PROBLEM. Leave out the pictures and repeat everything else in the records exactly.

[Dataset entries on figures]
--- START ---

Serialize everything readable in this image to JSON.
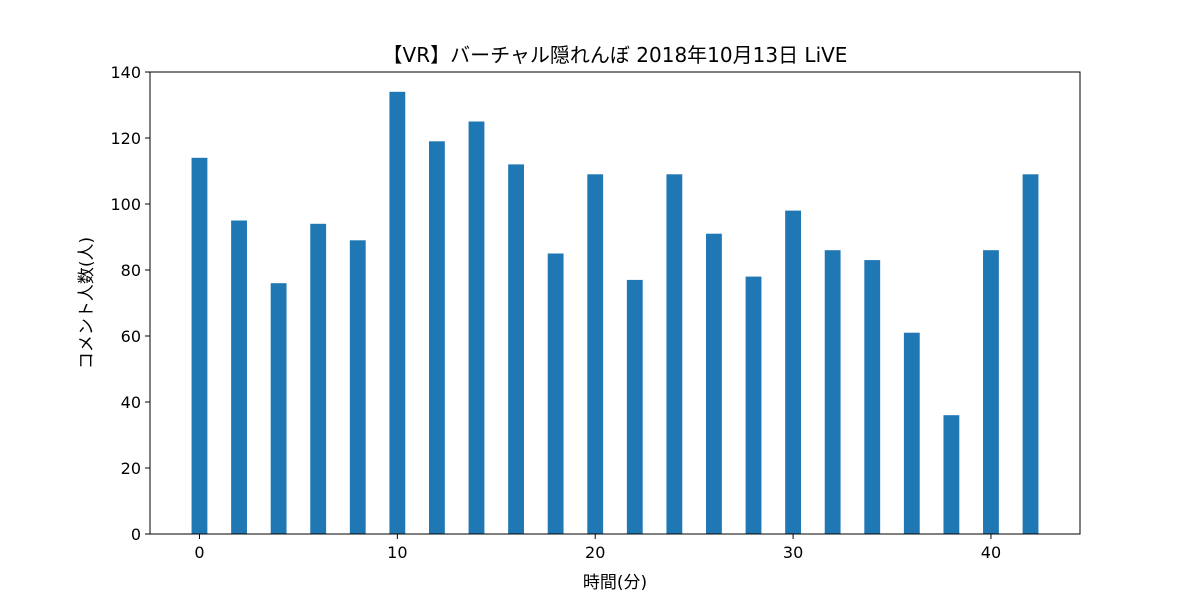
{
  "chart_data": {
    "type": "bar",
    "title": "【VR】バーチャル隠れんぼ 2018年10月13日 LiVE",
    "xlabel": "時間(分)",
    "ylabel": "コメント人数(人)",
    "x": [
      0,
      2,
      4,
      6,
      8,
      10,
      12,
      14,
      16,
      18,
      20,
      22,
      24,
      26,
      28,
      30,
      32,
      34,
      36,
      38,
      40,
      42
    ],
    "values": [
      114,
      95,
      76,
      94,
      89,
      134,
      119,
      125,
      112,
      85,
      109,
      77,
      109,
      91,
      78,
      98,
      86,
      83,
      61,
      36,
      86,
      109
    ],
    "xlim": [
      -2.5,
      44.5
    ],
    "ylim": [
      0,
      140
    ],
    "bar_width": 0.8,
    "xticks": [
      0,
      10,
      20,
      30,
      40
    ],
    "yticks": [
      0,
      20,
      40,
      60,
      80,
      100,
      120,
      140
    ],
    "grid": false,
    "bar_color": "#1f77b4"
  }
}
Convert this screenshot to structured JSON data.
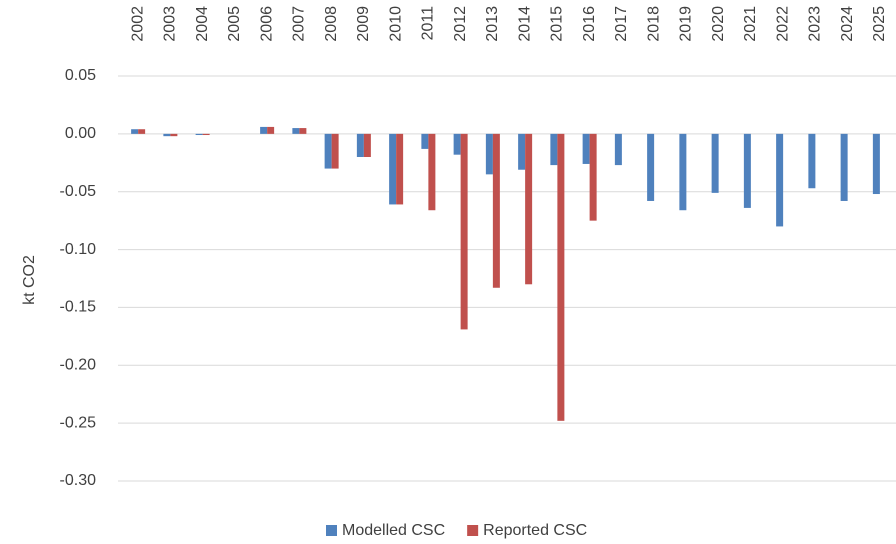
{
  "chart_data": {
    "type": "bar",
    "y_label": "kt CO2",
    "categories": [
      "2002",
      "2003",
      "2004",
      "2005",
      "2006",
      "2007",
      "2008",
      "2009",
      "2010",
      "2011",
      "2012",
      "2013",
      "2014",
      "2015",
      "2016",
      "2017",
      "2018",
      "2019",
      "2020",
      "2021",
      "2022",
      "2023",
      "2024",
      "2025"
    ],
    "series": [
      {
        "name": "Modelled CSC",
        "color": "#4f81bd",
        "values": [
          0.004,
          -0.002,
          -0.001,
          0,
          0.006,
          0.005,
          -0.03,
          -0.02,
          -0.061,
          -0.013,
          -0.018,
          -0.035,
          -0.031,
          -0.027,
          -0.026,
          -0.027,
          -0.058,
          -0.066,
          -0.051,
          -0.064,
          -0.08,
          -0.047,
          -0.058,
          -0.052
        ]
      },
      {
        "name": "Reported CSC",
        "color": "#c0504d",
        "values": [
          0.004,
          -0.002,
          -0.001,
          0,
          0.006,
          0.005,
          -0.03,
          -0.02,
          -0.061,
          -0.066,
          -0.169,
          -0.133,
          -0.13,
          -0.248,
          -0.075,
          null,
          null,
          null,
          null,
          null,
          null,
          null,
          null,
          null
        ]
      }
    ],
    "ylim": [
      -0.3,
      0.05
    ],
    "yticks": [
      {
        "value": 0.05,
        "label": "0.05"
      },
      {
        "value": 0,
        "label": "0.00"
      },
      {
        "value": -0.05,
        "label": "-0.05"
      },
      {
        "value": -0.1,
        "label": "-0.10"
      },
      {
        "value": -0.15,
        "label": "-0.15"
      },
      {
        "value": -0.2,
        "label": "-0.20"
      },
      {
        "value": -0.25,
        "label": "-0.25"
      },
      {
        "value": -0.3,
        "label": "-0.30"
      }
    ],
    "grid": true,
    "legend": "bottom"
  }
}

--- END ---

WRITTEN ANSWER.
Serialize everything readable in this image to JSON.
{
  "chart_data": {
    "type": "bar",
    "title": "【VR】バーチャル隠れんぼ 2018年10月13日 LiVE",
    "xlabel": "時間(分)",
    "ylabel": "コメント人数(人)",
    "x": [
      0,
      2,
      4,
      6,
      8,
      10,
      12,
      14,
      16,
      18,
      20,
      22,
      24,
      26,
      28,
      30,
      32,
      34,
      36,
      38,
      40,
      42
    ],
    "values": [
      114,
      95,
      76,
      94,
      89,
      134,
      119,
      125,
      112,
      85,
      109,
      77,
      109,
      91,
      78,
      98,
      86,
      83,
      61,
      36,
      86,
      109
    ],
    "xlim": [
      -2.5,
      44.5
    ],
    "ylim": [
      0,
      140
    ],
    "bar_width": 0.8,
    "xticks": [
      0,
      10,
      20,
      30,
      40
    ],
    "yticks": [
      0,
      20,
      40,
      60,
      80,
      100,
      120,
      140
    ],
    "grid": false,
    "bar_color": "#1f77b4"
  }
}
Convert this screenshot to structured JSON data.
{
  "chart_data": {
    "type": "bar",
    "y_label": "kt CO2",
    "categories": [
      "2002",
      "2003",
      "2004",
      "2005",
      "2006",
      "2007",
      "2008",
      "2009",
      "2010",
      "2011",
      "2012",
      "2013",
      "2014",
      "2015",
      "2016",
      "2017",
      "2018",
      "2019",
      "2020",
      "2021",
      "2022",
      "2023",
      "2024",
      "2025"
    ],
    "series": [
      {
        "name": "Modelled CSC",
        "color": "#4f81bd",
        "values": [
          0.004,
          -0.002,
          -0.001,
          0,
          0.006,
          0.005,
          -0.03,
          -0.02,
          -0.061,
          -0.013,
          -0.018,
          -0.035,
          -0.031,
          -0.027,
          -0.026,
          -0.027,
          -0.058,
          -0.066,
          -0.051,
          -0.064,
          -0.08,
          -0.047,
          -0.058,
          -0.052
        ]
      },
      {
        "name": "Reported CSC",
        "color": "#c0504d",
        "values": [
          0.004,
          -0.002,
          -0.001,
          0,
          0.006,
          0.005,
          -0.03,
          -0.02,
          -0.061,
          -0.066,
          -0.169,
          -0.133,
          -0.13,
          -0.248,
          -0.075,
          null,
          null,
          null,
          null,
          null,
          null,
          null,
          null,
          null
        ]
      }
    ],
    "ylim": [
      -0.3,
      0.05
    ],
    "yticks": [
      {
        "value": 0.05,
        "label": "0.05"
      },
      {
        "value": 0,
        "label": "0.00"
      },
      {
        "value": -0.05,
        "label": "-0.05"
      },
      {
        "value": -0.1,
        "label": "-0.10"
      },
      {
        "value": -0.15,
        "label": "-0.15"
      },
      {
        "value": -0.2,
        "label": "-0.20"
      },
      {
        "value": -0.25,
        "label": "-0.25"
      },
      {
        "value": -0.3,
        "label": "-0.30"
      }
    ],
    "grid": true,
    "legend": "bottom"
  }
}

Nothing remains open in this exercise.